** START Material provided **

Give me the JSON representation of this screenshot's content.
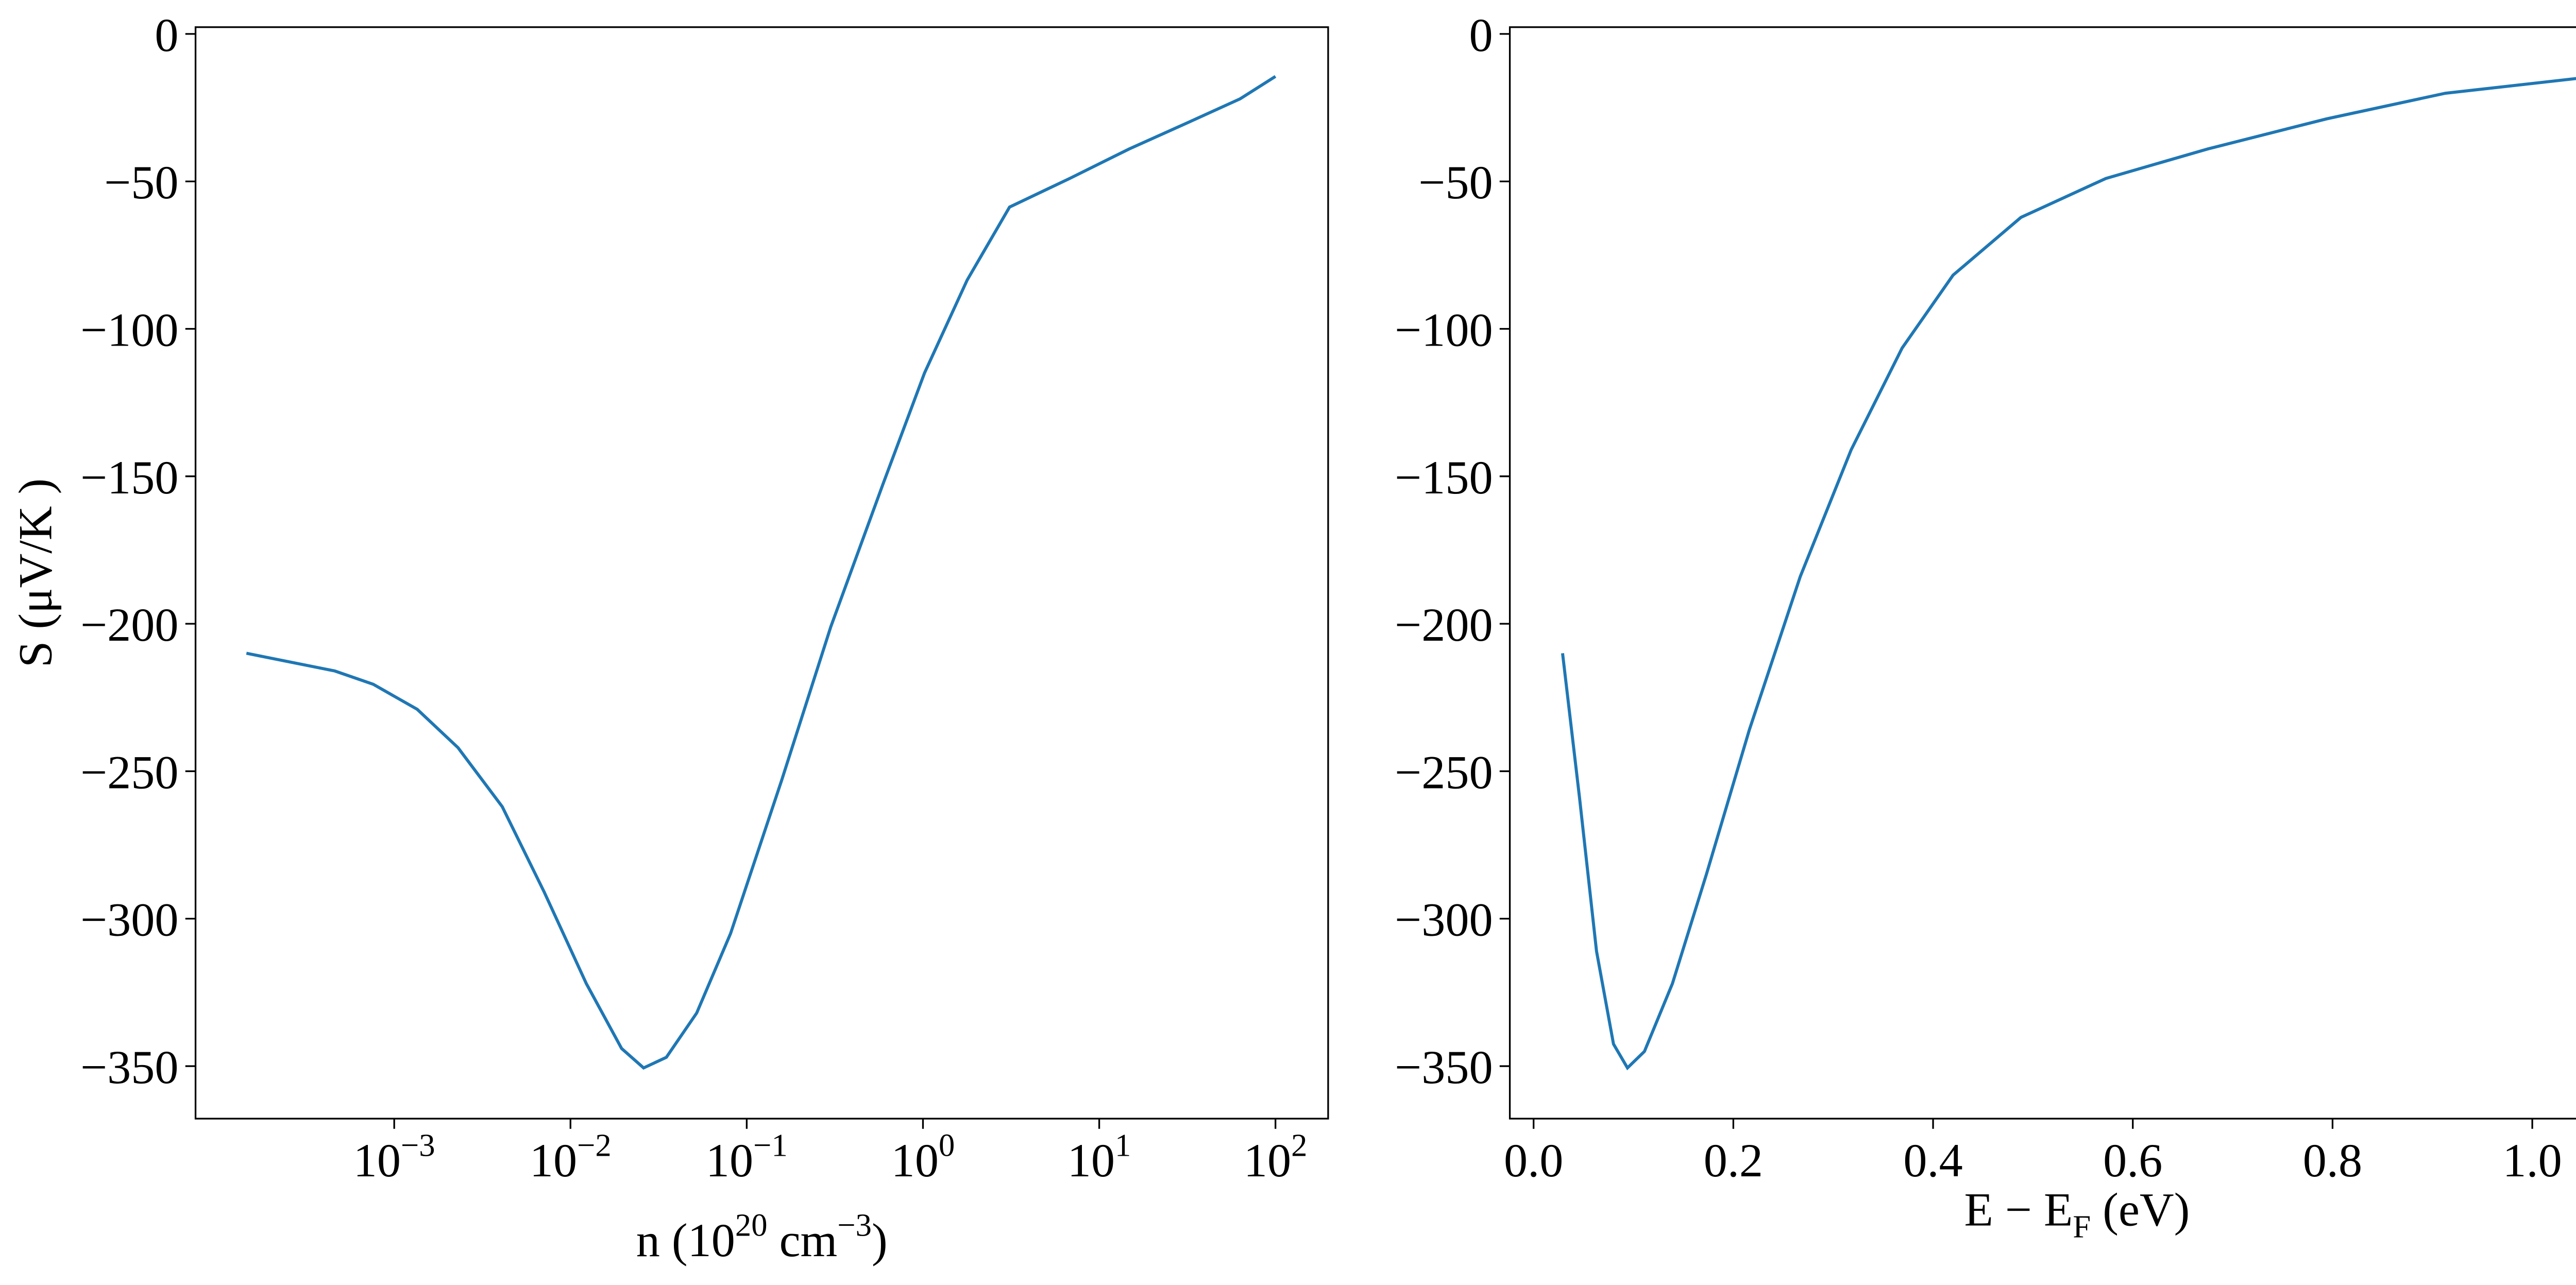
{
  "chart_data": [
    {
      "type": "line",
      "xscale": "log",
      "color": "#1f77b4",
      "ylabel": "S (μV/K )",
      "xlabel": [
        "n (10",
        "20",
        " cm",
        "−3",
        ")"
      ],
      "xlabel_style": [
        "normal",
        "super",
        "normal",
        "super",
        "normal"
      ],
      "xlim": [
        7.46e-05,
        199
      ],
      "ylim": [
        -367.8,
        2.3
      ],
      "xticks": [
        {
          "value": 0.001,
          "label": {
            "base": "10",
            "exponent": "−3"
          }
        },
        {
          "value": 0.01,
          "label": {
            "base": "10",
            "exponent": "−2"
          }
        },
        {
          "value": 0.1,
          "label": {
            "base": "10",
            "exponent": "−1"
          }
        },
        {
          "value": 1,
          "label": {
            "base": "10",
            "exponent": "0"
          }
        },
        {
          "value": 10,
          "label": {
            "base": "10",
            "exponent": "1"
          }
        },
        {
          "value": 100,
          "label": {
            "base": "10",
            "exponent": "2"
          }
        }
      ],
      "yticks": [
        0,
        {
          "value": -50,
          "label": "−50"
        },
        {
          "value": -100,
          "label": "−100"
        },
        {
          "value": -150,
          "label": "−150"
        },
        {
          "value": -200,
          "label": "−200"
        },
        {
          "value": -250,
          "label": "−250"
        },
        {
          "value": -300,
          "label": "−300"
        },
        {
          "value": -350,
          "label": "−350"
        }
      ],
      "x": [
        0.000145,
        0.00046,
        0.00076,
        0.00135,
        0.0023,
        0.0041,
        0.0071,
        0.0123,
        0.0195,
        0.026,
        0.035,
        0.052,
        0.081,
        0.158,
        0.3,
        0.59,
        1.02,
        1.78,
        3.1,
        6.8,
        14.8,
        32,
        63,
        100
      ],
      "values": [
        -210,
        -216,
        -220.5,
        -229,
        -242,
        -262,
        -291,
        -322,
        -344,
        -350.6,
        -347,
        -332,
        -305,
        -253,
        -201,
        -153,
        -115,
        -83.5,
        -58.7,
        -49,
        -39,
        -30,
        -22,
        -14.4
      ]
    },
    {
      "type": "line",
      "xscale": "linear",
      "color": "#1f77b4",
      "xlabel": [
        "E − E",
        "F",
        " (eV)"
      ],
      "xlabel_style": [
        "normal",
        "sub",
        "normal"
      ],
      "xlim": [
        -0.0238,
        1.112
      ],
      "ylim": [
        -367.8,
        2.3
      ],
      "xticks": [
        {
          "value": 0,
          "label": "0.0"
        },
        0.2,
        0.4,
        0.6,
        0.8,
        {
          "value": 1,
          "label": "1.0"
        }
      ],
      "yticks": [
        0,
        {
          "value": -50,
          "label": "−50"
        },
        {
          "value": -100,
          "label": "−100"
        },
        {
          "value": -150,
          "label": "−150"
        },
        {
          "value": -200,
          "label": "−200"
        },
        {
          "value": -250,
          "label": "−250"
        },
        {
          "value": -300,
          "label": "−300"
        },
        {
          "value": -350,
          "label": "−350"
        }
      ],
      "x": [
        0.029,
        0.046,
        0.063,
        0.08,
        0.094,
        0.111,
        0.139,
        0.173,
        0.216,
        0.267,
        0.318,
        0.369,
        0.42,
        0.488,
        0.573,
        0.675,
        0.794,
        0.913,
        1.063
      ],
      "values": [
        -210,
        -259,
        -311,
        -342.5,
        -350.6,
        -345,
        -322,
        -285,
        -236,
        -184,
        -141,
        -106.5,
        -81.8,
        -62.2,
        -49,
        -39,
        -28.8,
        -20.1,
        -14.4
      ]
    }
  ]
}
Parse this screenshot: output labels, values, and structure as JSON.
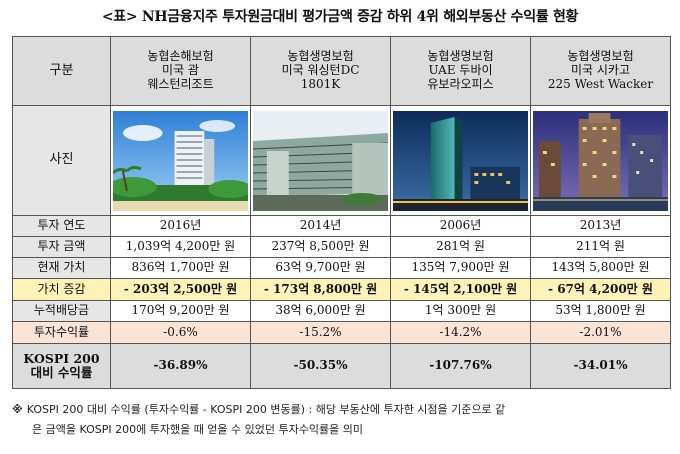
{
  "title": "<표> NH금융지주 투자원금대비 평가금액 증감 하위 4위 해외부동산 수익률 현황",
  "header": {
    "label": "구분",
    "columns": [
      {
        "company": "농협손해보험",
        "line2": "미국 괌",
        "line3": "웨스턴리조트"
      },
      {
        "company": "농협생명보험",
        "line2": "미국 워싱턴DC",
        "line3": "1801K"
      },
      {
        "company": "농협생명보험",
        "line2": "UAE 두바이",
        "line3": "유보라오피스"
      },
      {
        "company": "농협생명보험",
        "line2": "미국 시카고",
        "line3": "225 West Wacker"
      }
    ]
  },
  "photo_row_label": "사진",
  "photos": [
    "resort-tower-photo",
    "office-building-photo",
    "glass-tower-photo",
    "skyscraper-photo"
  ],
  "rows": [
    {
      "label": "투자 연도",
      "values": [
        "2016년",
        "2014년",
        "2006년",
        "2013년"
      ],
      "style": "data"
    },
    {
      "label": "투자 금액",
      "values": [
        "1,039억 4,200만 원",
        "237억 8,500만 원",
        "281억 원",
        "211억 원"
      ],
      "style": "data"
    },
    {
      "label": "현재 가치",
      "values": [
        "836억 1,700만 원",
        "63억 9,700만 원",
        "135억 7,900만 원",
        "143억 5,800만 원"
      ],
      "style": "data"
    },
    {
      "label": "가치 증감",
      "values": [
        "- 203억 2,500만 원",
        "- 173억 8,800만 원",
        "- 145억 2,100만 원",
        "- 67억 4,200만 원"
      ],
      "style": "gain"
    },
    {
      "label": "누적배당금",
      "values": [
        "170억 9,200만 원",
        "38억 6,000만 원",
        "1억 300만 원",
        "53억 1,800만 원"
      ],
      "style": "data"
    },
    {
      "label": "투자수익률",
      "values": [
        "-0.6%",
        "-15.2%",
        "-14.2%",
        "-2.01%"
      ],
      "style": "ret"
    }
  ],
  "kospi_row": {
    "label_line1": "KOSPI 200",
    "label_line2": "대비 수익률",
    "values": [
      "-36.89%",
      "-50.35%",
      "-107.76%",
      "-34.01%"
    ]
  },
  "note": {
    "mark": "※",
    "line1": "KOSPI 200 대비 수익률 (투자수익률 - KOSPI 200 변동률) : 해당 부동산에 투자한 시점을 기준으로 같",
    "line2": "은 금액을 KOSPI 200에 투자했을 때 얻을 수 있었던 투자수익률을 의미"
  }
}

** END Material provided **

» **What you are asked to do**
The answer should be a single number: the count of lines in the data that include the string "tower".

» **Answer in full**
2